-- start Document passage --

18. The applicants also brought an application in April 2008 seeking a declarator against the first respondent ordering it to comply with the environmental management plan. This application culminated in an order by consent containing an interim arrangement regulating access and including various undertakings with regard to trees and vegetation in and outside the prospecting and mining area.
19. About nineteen months after the mining permit had been granted, on 7 April 2008, the applicants filed an internal appeal against the decision to grant the permit in terms of section 96(1) of the Act, which allows any person whose rights or legitimate expectations have been materially and adversely affected, or who is aggrieved by any administrative decision, to appeal to the Director-General against a decision by a Regional Manager.
20. On 5 June 2008 the first respondent applied in writing to the Regional Manager, Limpopo, for renewal of the mining permit which was due to expire on 20 September 2008. The application for renewal was filed therefore about 15 weeks before it was due to expire. The permit renewal, Annexure B3 to the founding affidavit, was issued on 21 September 2008, and being a renewal was to be valid only for one year until 20 September 2009. It does not appear ex facie the renewed permit when exactly the decision to renew the permit was taken. The date of issue, 21 September 2009, was a Sunday.
21. After the decision of the Supreme Court of Appeal was handed down in May 2009, the parties engaged in negotiations regarding the proposed point of access by the first respondent to the land. A dispute then arose over the proper interpretation of the court order permitting access. In July 2009 the first respondent entered into contracts with the owner of the adjacent property to facilitate access which all parties agreed would be less intrusive to the applicants. Later that month a dispute arose when the first respondent began fencing off the prospecting area. This led to a further deterioration in the relationship, and ultimately the launching of this application for an interdict.
22. On 3 June 2009 the applicants lodged an internal appeal against the first renewal of the mining permit on 21 September 2008. The permit was again renewed on 21 September 2009 for a further year. This latter renewal is not the subject of an internal appeal.
23. There is no clear indication on the record of precisely what steps the Director-General has taken to process the appeals against the initial grant of the permit and the subsequent renewal of it. There is though correspondence to the effect that certain documents are outstanding and that the matter will receive consideration in the near future.
24. The applicants have brought the application for a temporary interdict on an urgent basis. As already stated, they seek the interdict pending the finalisation of a number of alternative claims. The claims are aimed at either setting aside the mining permit or directing the first respondent to comply with the requirements of the Act in relation to dispute resolution, compensation and environmental management.

-- end Document passage --

→ Short task 1
Answer these from the mining permit passage:
(a) On what date did the first respondent apply in writing for renewal of the mining permit?
(b) What did the first respondent begin doing later in July 2009 that led to a dispute?
(c) Which renewal of the permit is not the subject of an internal appeal?
→ Short task 2
Transcribe the mining permit passage word for word, starting at "19. About nineteen" and ending at "a Regional Manager.".
The entries that come after this passage are separate material.

-- start Extracted data --

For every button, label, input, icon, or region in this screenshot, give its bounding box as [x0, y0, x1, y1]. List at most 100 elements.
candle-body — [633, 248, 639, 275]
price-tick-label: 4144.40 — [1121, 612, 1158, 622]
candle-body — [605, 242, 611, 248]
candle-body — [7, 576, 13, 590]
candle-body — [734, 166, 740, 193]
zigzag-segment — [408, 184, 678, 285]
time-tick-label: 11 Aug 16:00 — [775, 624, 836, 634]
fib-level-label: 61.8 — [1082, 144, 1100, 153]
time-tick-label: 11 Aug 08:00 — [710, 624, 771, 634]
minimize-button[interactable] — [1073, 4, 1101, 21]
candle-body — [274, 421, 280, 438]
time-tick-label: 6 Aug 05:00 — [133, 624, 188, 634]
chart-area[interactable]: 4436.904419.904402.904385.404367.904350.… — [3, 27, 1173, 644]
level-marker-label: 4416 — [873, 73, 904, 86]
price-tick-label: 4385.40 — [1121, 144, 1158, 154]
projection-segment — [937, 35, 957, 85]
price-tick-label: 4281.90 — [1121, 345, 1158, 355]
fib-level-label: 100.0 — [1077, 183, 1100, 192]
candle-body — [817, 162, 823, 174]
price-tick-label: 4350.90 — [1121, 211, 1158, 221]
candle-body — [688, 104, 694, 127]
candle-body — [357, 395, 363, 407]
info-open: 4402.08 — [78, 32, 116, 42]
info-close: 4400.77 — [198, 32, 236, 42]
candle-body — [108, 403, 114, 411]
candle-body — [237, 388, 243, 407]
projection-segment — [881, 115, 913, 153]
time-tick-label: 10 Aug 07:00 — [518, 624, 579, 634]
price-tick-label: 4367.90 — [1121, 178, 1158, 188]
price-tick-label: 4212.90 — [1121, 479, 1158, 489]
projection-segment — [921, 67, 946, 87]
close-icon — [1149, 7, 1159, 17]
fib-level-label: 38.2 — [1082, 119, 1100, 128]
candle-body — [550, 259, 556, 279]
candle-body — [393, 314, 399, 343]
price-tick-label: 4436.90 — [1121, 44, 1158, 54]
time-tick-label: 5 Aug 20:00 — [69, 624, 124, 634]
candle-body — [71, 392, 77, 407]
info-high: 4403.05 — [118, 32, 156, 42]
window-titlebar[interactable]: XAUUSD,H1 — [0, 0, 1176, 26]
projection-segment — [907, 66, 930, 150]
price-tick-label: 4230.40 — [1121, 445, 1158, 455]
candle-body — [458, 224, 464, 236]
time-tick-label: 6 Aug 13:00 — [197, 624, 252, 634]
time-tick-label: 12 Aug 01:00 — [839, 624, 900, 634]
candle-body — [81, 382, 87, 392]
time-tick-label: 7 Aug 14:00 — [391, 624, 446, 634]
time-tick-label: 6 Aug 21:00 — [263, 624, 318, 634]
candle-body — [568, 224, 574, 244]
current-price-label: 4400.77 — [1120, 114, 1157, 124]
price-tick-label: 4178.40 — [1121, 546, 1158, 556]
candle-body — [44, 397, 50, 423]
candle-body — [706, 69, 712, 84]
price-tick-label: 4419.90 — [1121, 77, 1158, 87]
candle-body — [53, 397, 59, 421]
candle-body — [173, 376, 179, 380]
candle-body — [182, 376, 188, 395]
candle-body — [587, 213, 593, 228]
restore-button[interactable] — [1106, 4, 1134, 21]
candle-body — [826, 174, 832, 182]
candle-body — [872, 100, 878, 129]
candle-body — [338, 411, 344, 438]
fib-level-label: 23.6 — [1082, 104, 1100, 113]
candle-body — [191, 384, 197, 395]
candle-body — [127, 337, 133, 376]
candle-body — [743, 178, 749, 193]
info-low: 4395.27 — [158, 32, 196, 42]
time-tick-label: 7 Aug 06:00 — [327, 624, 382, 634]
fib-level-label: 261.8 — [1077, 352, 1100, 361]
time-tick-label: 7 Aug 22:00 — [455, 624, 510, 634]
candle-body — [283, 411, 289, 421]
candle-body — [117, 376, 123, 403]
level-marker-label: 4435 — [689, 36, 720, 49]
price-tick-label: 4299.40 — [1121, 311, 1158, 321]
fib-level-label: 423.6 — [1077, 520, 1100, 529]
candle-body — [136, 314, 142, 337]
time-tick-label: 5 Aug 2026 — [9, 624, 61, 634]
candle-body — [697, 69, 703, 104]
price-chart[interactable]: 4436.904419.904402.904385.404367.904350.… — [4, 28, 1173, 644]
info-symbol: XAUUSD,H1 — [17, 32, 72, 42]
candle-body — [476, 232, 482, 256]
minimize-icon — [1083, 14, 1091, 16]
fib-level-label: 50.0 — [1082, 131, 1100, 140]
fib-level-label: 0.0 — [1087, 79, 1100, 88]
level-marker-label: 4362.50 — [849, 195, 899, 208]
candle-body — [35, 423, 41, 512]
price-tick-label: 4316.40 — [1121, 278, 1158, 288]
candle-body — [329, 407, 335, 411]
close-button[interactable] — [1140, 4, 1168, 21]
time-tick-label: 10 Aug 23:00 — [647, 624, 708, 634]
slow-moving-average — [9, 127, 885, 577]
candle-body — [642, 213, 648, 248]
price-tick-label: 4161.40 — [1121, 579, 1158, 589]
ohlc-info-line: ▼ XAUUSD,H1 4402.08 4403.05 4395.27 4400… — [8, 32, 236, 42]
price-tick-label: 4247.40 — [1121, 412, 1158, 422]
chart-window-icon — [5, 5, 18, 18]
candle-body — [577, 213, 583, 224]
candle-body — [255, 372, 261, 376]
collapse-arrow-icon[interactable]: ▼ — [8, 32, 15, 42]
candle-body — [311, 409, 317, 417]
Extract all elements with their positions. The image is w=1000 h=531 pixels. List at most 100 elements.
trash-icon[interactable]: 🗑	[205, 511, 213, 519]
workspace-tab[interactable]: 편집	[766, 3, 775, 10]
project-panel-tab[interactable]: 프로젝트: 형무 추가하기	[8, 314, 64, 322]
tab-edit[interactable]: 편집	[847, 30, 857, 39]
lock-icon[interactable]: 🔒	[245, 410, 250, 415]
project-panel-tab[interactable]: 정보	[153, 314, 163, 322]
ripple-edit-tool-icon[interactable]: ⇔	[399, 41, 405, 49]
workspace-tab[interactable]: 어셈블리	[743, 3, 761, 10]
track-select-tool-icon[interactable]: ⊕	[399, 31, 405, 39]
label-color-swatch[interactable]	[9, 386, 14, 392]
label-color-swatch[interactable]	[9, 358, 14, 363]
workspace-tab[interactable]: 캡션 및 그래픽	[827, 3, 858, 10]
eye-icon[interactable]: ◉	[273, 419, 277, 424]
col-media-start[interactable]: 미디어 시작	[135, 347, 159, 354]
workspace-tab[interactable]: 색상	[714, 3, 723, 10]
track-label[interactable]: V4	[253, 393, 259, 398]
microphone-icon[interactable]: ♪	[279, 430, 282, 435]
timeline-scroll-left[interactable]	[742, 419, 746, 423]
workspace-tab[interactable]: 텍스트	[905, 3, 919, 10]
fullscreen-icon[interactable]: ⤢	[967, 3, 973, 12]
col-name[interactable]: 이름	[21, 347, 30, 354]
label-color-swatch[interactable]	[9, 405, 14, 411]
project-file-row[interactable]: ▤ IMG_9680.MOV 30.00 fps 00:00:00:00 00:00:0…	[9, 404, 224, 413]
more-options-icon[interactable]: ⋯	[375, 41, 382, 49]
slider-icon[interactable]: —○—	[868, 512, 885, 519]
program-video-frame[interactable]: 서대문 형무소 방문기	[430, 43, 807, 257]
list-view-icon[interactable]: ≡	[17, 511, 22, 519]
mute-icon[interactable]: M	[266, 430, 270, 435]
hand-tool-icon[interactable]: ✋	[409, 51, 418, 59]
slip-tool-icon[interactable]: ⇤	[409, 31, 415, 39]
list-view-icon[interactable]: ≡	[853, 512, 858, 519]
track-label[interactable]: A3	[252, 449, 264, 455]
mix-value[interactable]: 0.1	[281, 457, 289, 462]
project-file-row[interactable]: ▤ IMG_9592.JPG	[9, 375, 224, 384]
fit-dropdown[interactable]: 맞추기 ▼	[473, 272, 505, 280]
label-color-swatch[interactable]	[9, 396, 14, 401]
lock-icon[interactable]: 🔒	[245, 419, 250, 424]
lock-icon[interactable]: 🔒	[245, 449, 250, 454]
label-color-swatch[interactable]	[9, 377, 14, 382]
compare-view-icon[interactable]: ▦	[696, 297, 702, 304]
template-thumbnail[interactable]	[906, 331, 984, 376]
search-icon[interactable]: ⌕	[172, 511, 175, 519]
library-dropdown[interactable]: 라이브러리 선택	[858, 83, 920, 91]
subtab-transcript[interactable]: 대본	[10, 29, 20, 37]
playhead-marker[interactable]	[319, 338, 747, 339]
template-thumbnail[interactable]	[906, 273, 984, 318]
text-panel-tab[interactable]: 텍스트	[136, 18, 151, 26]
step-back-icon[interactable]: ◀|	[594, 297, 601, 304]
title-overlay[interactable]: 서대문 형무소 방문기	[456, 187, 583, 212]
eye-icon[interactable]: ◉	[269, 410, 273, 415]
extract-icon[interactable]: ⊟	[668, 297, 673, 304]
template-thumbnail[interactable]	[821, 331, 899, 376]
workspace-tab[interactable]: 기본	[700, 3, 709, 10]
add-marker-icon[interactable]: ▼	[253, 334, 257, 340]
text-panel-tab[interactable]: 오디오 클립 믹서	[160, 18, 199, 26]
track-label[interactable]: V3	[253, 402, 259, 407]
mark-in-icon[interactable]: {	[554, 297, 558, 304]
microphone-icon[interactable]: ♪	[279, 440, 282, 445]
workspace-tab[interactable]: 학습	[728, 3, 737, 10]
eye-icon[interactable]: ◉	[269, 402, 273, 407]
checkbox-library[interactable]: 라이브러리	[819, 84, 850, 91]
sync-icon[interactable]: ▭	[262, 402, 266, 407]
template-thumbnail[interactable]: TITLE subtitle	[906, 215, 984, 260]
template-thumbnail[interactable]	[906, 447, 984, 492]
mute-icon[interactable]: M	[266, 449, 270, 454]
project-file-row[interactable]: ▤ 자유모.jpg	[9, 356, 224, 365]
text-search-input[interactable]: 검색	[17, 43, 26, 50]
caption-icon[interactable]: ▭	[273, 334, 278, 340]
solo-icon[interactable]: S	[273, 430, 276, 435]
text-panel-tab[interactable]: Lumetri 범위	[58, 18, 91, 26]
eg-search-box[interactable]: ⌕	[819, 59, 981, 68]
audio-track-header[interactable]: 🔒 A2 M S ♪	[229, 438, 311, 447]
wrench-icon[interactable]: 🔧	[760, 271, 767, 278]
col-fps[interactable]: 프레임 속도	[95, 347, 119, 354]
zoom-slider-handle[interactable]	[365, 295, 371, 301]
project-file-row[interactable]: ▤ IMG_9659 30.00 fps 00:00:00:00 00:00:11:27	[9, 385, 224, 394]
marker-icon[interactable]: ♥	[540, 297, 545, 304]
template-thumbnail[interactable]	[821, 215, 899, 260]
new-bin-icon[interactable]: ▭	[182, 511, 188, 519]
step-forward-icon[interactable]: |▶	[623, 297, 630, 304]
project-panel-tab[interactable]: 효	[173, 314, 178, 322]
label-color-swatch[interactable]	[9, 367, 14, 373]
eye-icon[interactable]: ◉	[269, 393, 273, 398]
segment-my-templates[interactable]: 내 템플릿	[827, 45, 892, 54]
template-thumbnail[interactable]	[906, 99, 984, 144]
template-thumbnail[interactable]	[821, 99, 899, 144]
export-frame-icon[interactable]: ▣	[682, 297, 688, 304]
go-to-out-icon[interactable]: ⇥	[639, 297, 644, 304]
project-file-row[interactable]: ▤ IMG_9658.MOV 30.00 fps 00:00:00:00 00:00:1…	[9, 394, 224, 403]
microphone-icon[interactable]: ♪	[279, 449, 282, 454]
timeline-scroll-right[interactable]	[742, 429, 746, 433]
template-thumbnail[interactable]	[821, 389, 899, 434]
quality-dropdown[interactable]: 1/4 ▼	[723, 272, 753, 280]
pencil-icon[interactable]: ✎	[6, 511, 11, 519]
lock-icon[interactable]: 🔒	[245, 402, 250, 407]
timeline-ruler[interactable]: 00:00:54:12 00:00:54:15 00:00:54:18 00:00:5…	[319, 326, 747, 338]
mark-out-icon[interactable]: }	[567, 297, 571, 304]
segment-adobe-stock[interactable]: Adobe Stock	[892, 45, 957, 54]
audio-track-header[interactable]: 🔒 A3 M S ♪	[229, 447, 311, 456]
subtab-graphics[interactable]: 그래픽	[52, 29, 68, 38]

-- end Extracted data --

→ Reply 1
(a) 5 June 2008
(b) Fencing off the prospecting area
(c) The renewal of 21 September 2009

→ Reply 2
19. About nineteen months after the mining permit had been granted, on 7 April 2008, the applicants filed an internal appeal against the decision to grant the permit in terms of section 96(1) of the Act, which allows any person whose rights or legitimate expectations have been materially and adversely affected, or who is aggrieved by any administrative decision, to appeal to the Director-General against a decision by a Regional Manager.